_Work to do:_
In the entries below, substitute "card-stripe" for every occurrence of "card-accent". Leave every other part of each line unchanged.
»»
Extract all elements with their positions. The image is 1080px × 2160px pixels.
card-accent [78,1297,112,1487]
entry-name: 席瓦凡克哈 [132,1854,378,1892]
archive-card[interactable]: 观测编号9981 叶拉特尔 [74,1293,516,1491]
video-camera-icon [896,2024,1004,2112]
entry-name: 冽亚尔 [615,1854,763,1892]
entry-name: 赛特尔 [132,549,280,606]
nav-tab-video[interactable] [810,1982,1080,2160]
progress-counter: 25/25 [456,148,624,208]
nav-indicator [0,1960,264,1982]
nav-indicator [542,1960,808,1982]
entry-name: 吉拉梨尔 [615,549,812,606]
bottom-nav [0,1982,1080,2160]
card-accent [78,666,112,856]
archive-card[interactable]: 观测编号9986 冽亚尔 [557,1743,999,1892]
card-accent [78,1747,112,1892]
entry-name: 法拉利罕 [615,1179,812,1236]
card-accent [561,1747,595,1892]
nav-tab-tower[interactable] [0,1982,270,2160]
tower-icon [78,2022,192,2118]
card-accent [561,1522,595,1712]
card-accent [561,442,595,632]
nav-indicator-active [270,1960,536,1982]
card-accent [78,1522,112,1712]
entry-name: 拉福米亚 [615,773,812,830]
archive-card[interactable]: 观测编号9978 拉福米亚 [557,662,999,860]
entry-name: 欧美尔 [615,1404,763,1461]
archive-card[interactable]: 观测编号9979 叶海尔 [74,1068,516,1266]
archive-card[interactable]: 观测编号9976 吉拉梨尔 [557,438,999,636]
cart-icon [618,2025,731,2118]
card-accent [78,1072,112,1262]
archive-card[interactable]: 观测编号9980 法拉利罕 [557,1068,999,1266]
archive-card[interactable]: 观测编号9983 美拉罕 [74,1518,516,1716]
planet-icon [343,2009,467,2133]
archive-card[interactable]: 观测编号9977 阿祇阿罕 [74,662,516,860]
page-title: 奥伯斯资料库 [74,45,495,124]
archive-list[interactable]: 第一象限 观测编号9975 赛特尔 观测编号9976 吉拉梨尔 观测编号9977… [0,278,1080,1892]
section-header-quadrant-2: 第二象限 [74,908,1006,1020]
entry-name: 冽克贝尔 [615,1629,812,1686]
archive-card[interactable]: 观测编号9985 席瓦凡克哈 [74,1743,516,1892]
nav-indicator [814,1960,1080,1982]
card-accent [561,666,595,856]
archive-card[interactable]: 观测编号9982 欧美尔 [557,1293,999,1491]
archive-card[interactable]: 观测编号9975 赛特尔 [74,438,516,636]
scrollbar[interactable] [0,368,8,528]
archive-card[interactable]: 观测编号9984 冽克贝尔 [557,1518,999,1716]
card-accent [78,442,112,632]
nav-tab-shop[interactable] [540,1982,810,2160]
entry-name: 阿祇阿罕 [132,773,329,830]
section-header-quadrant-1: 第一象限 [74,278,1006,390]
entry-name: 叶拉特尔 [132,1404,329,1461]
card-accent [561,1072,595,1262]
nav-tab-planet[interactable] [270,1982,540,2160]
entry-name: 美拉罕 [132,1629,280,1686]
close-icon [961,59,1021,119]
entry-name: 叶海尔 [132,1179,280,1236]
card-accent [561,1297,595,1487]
««
_Written answer:_
Extract all elements with their positions. The image is 1080px × 2160px pixels.
card-stripe [78,1297,112,1487]
entry-name: 席瓦凡克哈 [132,1854,378,1892]
archive-card[interactable]: 观测编号9981 叶拉特尔 [74,1293,516,1491]
video-camera-icon [896,2024,1004,2112]
entry-name: 冽亚尔 [615,1854,763,1892]
entry-name: 赛特尔 [132,549,280,606]
nav-tab-video[interactable] [810,1982,1080,2160]
progress-counter: 25/25 [456,148,624,208]
nav-indicator [0,1960,264,1982]
nav-indicator [542,1960,808,1982]
entry-name: 吉拉梨尔 [615,549,812,606]
bottom-nav [0,1982,1080,2160]
card-stripe [78,666,112,856]
archive-card[interactable]: 观测编号9986 冽亚尔 [557,1743,999,1892]
card-stripe [78,1747,112,1892]
entry-name: 法拉利罕 [615,1179,812,1236]
card-stripe [561,1747,595,1892]
nav-tab-tower[interactable] [0,1982,270,2160]
tower-icon [78,2022,192,2118]
card-stripe [561,1522,595,1712]
card-stripe [561,442,595,632]
nav-indicator-active [270,1960,536,1982]
card-stripe [78,1522,112,1712]
entry-name: 拉福米亚 [615,773,812,830]
archive-card[interactable]: 观测编号9978 拉福米亚 [557,662,999,860]
entry-name: 欧美尔 [615,1404,763,1461]
archive-card[interactable]: 观测编号9979 叶海尔 [74,1068,516,1266]
archive-card[interactable]: 观测编号9976 吉拉梨尔 [557,438,999,636]
cart-icon [618,2025,731,2118]
card-stripe [78,1072,112,1262]
archive-card[interactable]: 观测编号9980 法拉利罕 [557,1068,999,1266]
archive-card[interactable]: 观测编号9983 美拉罕 [74,1518,516,1716]
planet-icon [343,2009,467,2133]
archive-card[interactable]: 观测编号9977 阿祇阿罕 [74,662,516,860]
page-title: 奥伯斯资料库 [74,45,495,124]
archive-list[interactable]: 第一象限 观测编号9975 赛特尔 观测编号9976 吉拉梨尔 观测编号9977… [0,278,1080,1892]
section-header-quadrant-2: 第二象限 [74,908,1006,1020]
entry-name: 冽克贝尔 [615,1629,812,1686]
archive-card[interactable]: 观测编号9985 席瓦凡克哈 [74,1743,516,1892]
nav-indicator [814,1960,1080,1982]
card-stripe [561,666,595,856]
archive-card[interactable]: 观测编号9982 欧美尔 [557,1293,999,1491]
archive-card[interactable]: 观测编号9975 赛特尔 [74,438,516,636]
scrollbar[interactable] [0,368,8,528]
archive-card[interactable]: 观测编号9984 冽克贝尔 [557,1518,999,1716]
card-stripe [78,442,112,632]
nav-tab-shop[interactable] [540,1982,810,2160]
entry-name: 阿祇阿罕 [132,773,329,830]
section-header-quadrant-1: 第一象限 [74,278,1006,390]
entry-name: 叶拉特尔 [132,1404,329,1461]
card-stripe [561,1072,595,1262]
nav-tab-planet[interactable] [270,1982,540,2160]
entry-name: 美拉罕 [132,1629,280,1686]
close-icon [961,59,1021,119]
entry-name: 叶海尔 [132,1179,280,1236]
card-stripe [561,1297,595,1487]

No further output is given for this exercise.